- Work to complete:
Search the data for the word "think" and copy each line that has it.

- Supplied records:
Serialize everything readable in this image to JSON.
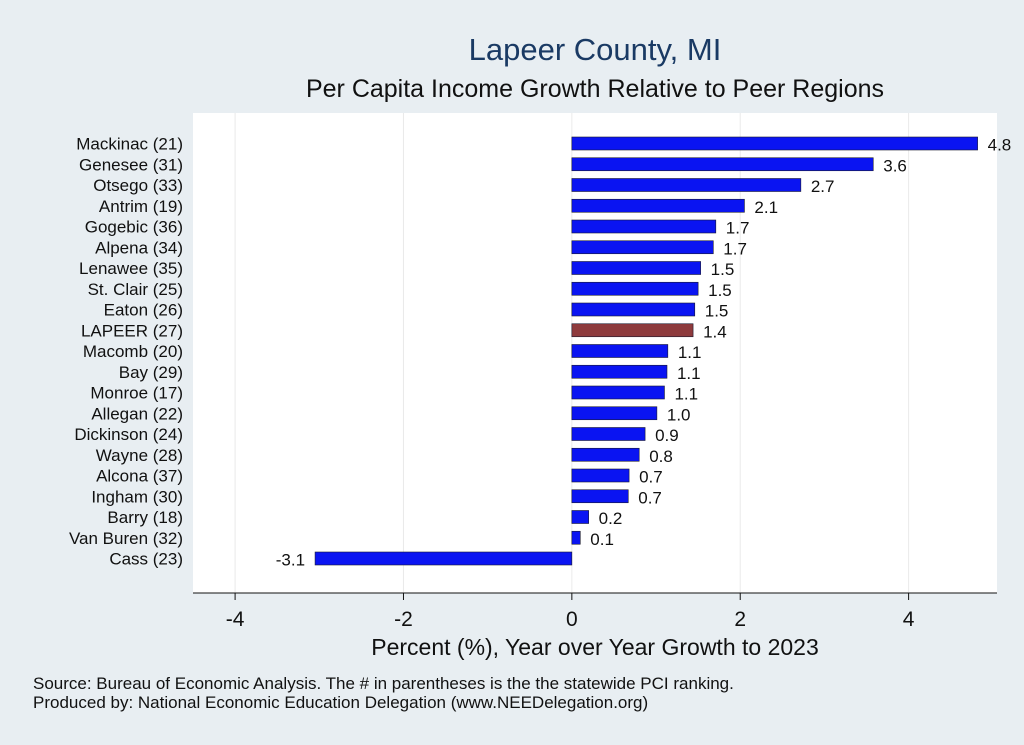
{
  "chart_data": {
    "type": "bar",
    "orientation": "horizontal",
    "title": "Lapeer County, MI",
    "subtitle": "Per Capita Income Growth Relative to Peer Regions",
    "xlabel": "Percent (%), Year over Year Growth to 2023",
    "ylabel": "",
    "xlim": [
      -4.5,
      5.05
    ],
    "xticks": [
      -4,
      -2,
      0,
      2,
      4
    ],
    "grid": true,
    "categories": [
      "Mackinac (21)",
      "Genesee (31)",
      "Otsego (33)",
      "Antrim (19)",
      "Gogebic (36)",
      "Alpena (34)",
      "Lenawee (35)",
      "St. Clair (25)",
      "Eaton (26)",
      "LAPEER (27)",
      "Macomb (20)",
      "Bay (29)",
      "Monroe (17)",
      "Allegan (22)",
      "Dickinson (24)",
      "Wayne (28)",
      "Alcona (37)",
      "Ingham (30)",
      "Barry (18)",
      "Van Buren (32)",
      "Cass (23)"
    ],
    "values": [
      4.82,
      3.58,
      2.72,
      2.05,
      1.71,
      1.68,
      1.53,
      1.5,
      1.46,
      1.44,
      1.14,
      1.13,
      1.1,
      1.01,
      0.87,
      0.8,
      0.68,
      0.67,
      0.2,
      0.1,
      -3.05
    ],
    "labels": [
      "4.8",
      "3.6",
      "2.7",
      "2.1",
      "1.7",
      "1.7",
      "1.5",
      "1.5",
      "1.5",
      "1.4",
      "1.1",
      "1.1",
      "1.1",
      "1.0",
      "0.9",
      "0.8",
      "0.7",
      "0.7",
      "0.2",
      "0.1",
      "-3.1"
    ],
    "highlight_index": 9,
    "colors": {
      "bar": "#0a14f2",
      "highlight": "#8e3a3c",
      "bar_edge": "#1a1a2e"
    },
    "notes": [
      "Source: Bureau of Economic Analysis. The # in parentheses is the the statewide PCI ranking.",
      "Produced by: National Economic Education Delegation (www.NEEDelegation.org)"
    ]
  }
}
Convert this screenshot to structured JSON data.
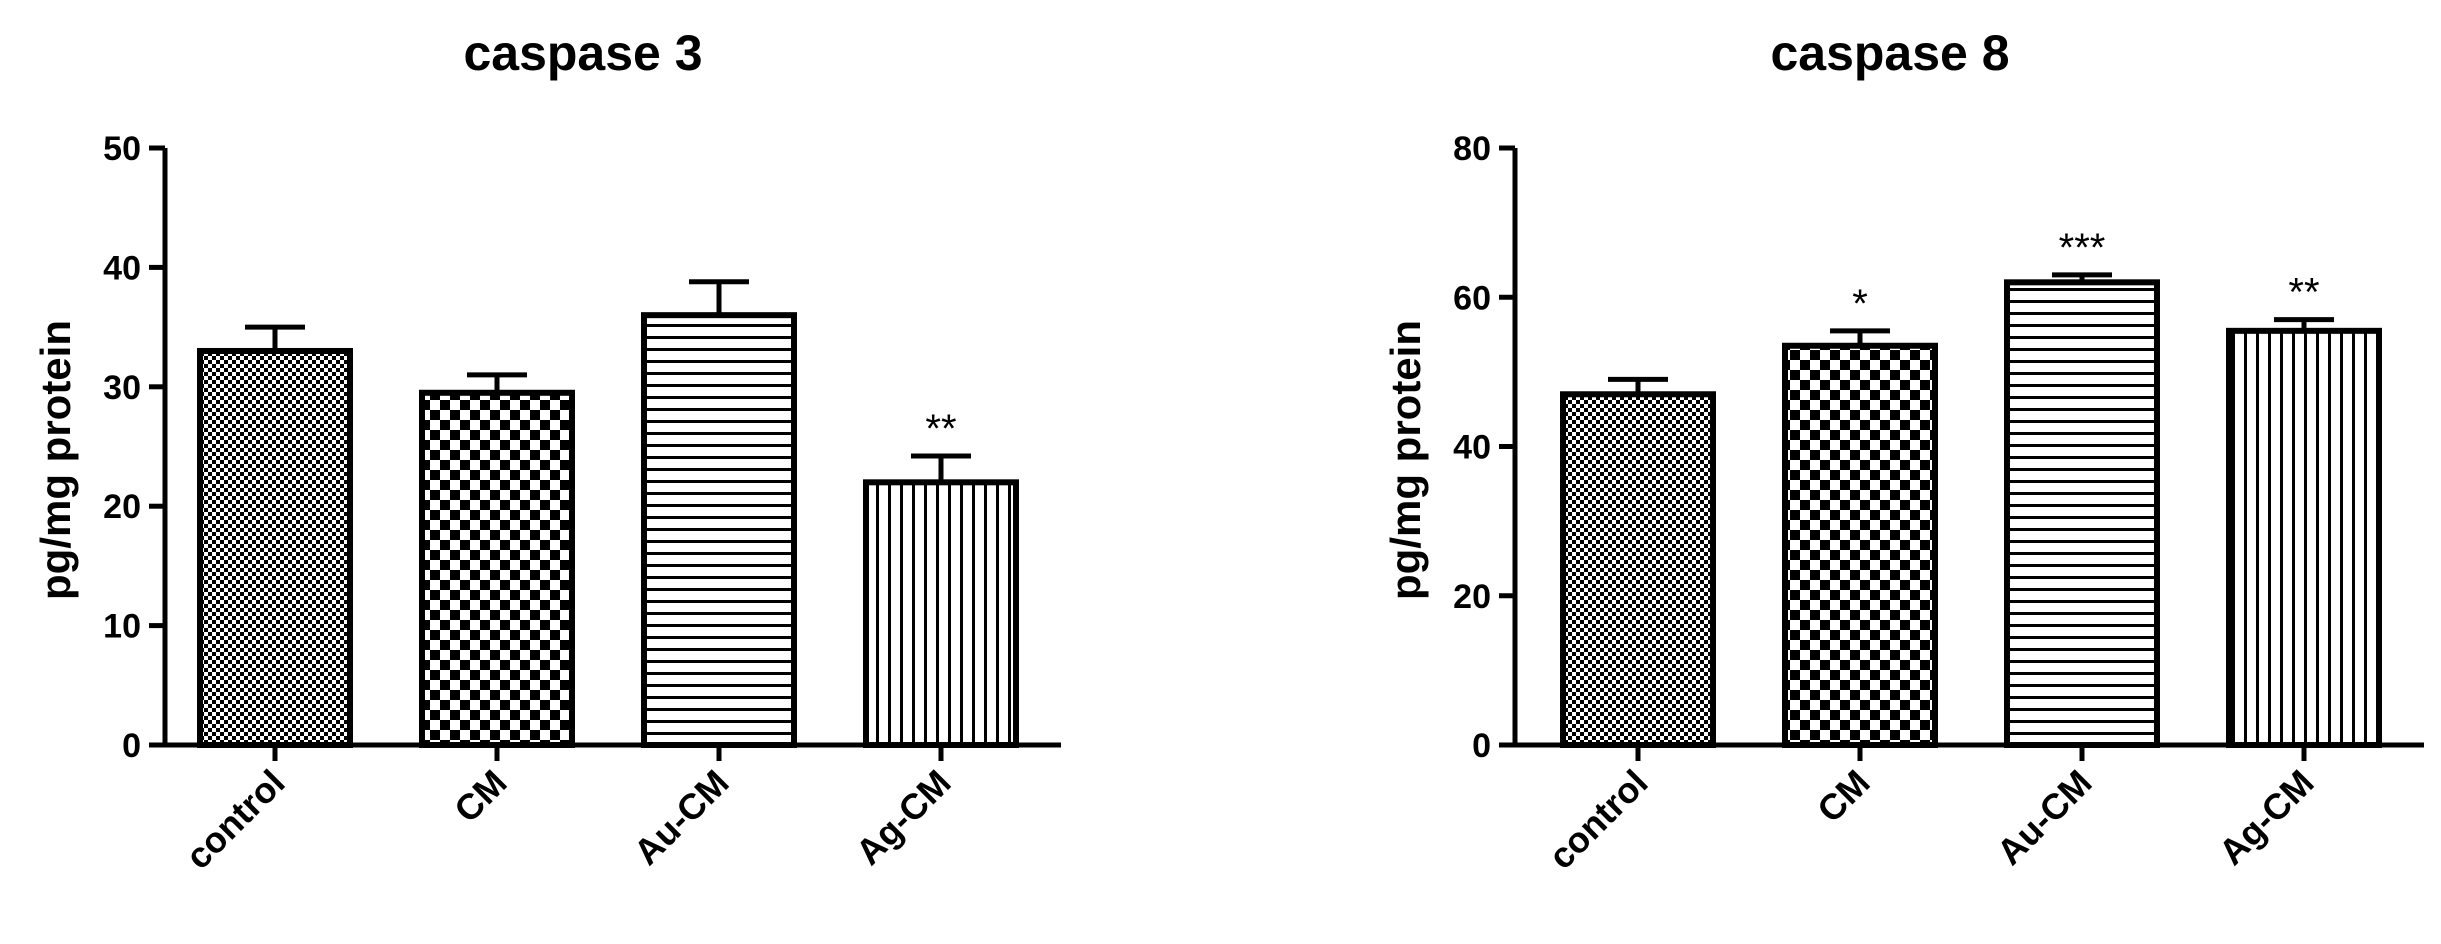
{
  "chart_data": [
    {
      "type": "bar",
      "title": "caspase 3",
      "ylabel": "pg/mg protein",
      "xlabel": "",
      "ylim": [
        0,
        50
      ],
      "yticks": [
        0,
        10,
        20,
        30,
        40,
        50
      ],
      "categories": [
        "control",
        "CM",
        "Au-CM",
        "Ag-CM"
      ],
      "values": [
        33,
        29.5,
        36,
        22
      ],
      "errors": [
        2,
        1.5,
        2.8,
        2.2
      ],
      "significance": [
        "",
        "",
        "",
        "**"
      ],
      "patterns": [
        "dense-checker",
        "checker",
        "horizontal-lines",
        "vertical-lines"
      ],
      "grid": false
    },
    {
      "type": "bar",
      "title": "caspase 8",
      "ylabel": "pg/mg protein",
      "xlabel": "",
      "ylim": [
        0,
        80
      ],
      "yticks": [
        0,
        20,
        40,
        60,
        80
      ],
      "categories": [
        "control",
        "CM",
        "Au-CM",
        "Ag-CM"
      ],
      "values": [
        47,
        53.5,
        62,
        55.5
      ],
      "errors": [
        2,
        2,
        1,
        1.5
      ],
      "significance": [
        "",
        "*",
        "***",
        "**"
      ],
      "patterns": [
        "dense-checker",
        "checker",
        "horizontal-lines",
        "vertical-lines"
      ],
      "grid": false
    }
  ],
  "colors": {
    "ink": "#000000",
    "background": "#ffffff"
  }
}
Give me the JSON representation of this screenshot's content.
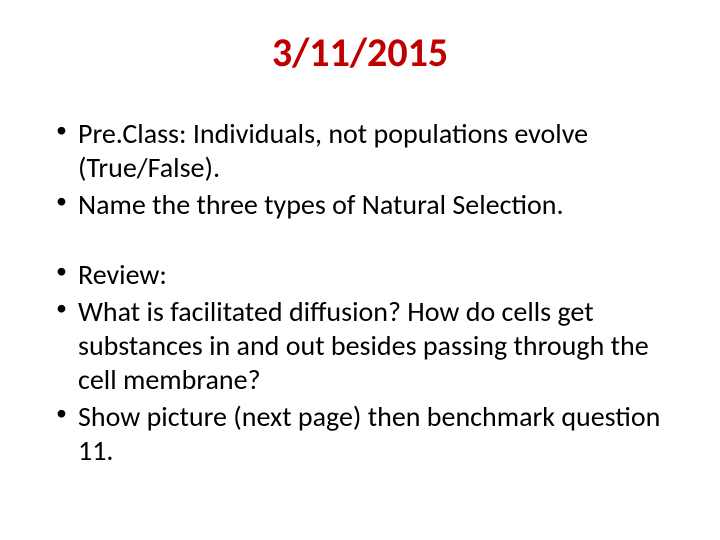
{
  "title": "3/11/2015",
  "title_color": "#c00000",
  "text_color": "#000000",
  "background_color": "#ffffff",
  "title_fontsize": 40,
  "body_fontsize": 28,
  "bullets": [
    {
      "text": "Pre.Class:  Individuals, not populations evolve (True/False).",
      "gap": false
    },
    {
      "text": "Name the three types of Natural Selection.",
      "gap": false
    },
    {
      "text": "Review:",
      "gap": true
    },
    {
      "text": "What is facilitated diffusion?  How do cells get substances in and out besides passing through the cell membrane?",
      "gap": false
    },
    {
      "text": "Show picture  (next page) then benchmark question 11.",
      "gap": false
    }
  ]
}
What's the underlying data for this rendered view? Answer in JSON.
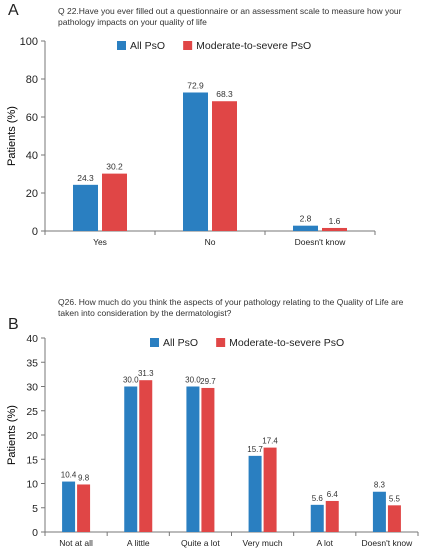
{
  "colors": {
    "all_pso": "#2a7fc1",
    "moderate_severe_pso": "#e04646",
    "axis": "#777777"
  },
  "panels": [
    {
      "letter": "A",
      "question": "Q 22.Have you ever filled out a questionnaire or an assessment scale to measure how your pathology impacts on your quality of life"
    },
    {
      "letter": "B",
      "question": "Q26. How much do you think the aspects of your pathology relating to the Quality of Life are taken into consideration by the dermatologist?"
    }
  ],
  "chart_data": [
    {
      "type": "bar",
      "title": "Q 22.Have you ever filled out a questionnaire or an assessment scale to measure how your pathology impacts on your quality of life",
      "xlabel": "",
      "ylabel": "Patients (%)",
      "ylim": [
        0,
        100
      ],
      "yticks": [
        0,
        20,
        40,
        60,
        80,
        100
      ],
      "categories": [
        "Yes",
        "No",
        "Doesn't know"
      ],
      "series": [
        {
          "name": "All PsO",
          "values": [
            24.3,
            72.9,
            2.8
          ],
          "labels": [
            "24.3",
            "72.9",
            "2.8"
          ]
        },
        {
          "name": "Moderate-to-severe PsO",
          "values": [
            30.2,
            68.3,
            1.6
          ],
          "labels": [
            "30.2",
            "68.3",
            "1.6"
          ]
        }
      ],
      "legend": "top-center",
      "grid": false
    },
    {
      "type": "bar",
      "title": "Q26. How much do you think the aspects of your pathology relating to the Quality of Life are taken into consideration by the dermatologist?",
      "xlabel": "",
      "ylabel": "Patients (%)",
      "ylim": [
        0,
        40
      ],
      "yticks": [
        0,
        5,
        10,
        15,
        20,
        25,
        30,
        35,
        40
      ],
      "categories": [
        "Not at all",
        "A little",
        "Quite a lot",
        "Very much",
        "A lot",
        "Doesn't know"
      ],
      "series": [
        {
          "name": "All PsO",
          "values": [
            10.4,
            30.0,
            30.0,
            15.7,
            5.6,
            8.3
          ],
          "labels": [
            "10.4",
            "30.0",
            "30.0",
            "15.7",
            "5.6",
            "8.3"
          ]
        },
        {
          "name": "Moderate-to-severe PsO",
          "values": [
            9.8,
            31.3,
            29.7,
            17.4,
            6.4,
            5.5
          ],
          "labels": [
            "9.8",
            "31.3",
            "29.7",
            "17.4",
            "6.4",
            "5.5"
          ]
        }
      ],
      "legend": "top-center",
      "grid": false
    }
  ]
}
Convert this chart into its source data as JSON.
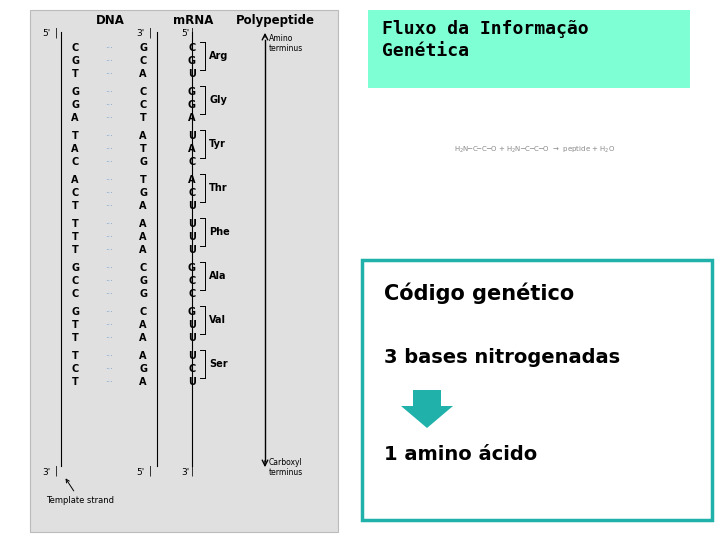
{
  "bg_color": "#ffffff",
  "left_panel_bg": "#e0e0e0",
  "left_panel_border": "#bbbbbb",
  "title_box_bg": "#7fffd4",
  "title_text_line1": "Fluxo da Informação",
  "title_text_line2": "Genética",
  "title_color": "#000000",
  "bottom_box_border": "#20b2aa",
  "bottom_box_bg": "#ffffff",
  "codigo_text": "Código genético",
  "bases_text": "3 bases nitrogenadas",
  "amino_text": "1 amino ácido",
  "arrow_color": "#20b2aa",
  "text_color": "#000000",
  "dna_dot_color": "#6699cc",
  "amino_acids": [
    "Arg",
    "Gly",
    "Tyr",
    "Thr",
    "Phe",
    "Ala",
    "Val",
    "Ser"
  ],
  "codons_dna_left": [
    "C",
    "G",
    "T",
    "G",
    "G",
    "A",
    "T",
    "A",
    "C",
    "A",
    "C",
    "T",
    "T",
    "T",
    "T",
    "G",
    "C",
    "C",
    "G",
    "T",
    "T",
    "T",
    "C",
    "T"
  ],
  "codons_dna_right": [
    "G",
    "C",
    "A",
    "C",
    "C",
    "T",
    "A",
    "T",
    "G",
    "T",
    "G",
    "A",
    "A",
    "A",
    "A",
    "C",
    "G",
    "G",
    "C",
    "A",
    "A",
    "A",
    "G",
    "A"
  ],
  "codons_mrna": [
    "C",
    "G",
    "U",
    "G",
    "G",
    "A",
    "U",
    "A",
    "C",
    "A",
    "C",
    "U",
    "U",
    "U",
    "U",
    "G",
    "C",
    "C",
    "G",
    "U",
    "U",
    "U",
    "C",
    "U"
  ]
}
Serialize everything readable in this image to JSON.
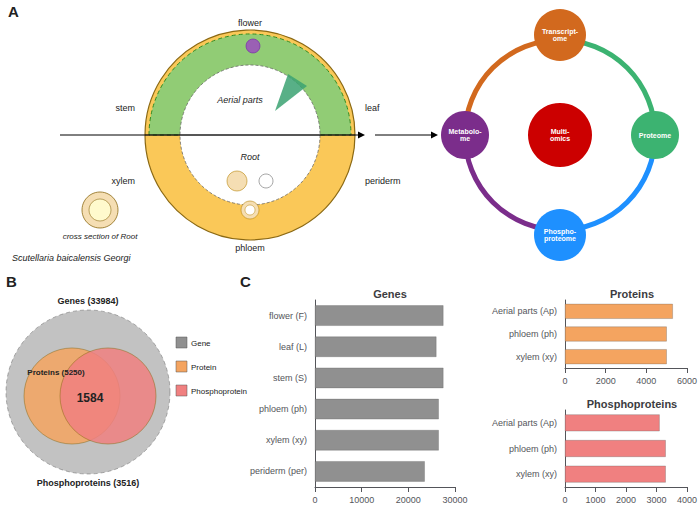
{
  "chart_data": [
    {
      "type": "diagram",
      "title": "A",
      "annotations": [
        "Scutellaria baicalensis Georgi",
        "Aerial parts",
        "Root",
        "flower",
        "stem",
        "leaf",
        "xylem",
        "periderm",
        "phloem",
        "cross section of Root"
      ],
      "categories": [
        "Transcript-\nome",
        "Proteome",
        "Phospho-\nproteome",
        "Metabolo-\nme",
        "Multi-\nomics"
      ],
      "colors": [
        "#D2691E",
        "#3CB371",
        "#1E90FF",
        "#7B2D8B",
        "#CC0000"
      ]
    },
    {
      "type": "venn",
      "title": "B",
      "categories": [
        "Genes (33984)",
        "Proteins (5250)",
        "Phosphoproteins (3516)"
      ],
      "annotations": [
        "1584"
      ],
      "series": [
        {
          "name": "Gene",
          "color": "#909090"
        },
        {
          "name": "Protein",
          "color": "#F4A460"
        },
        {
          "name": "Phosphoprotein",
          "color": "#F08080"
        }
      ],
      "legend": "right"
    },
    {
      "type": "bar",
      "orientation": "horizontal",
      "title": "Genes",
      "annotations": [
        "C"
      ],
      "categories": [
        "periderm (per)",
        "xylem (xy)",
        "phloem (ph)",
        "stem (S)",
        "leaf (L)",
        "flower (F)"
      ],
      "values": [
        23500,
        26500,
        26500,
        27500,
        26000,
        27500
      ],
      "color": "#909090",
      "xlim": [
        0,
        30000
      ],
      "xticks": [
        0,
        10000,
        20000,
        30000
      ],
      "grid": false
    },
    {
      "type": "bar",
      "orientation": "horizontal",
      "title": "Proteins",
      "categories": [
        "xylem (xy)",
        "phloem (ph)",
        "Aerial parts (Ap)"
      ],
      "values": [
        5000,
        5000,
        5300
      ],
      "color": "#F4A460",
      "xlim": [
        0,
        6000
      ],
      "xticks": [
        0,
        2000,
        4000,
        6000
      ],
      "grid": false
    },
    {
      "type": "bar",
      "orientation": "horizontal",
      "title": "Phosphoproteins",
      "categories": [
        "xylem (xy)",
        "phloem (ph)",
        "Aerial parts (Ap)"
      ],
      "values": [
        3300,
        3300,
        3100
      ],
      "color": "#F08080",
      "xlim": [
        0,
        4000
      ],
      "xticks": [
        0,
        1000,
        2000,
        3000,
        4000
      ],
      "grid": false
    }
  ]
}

- Written solution:
      "question": "Q26. How much do you think the aspects of your pathology relating to the Quality of Life are taken into consideration by the dermatologist?"
      "title": "Q26. How much do you think the aspects of your pathology relating to the Quality of Life are taken into consideration by the dermatologist?",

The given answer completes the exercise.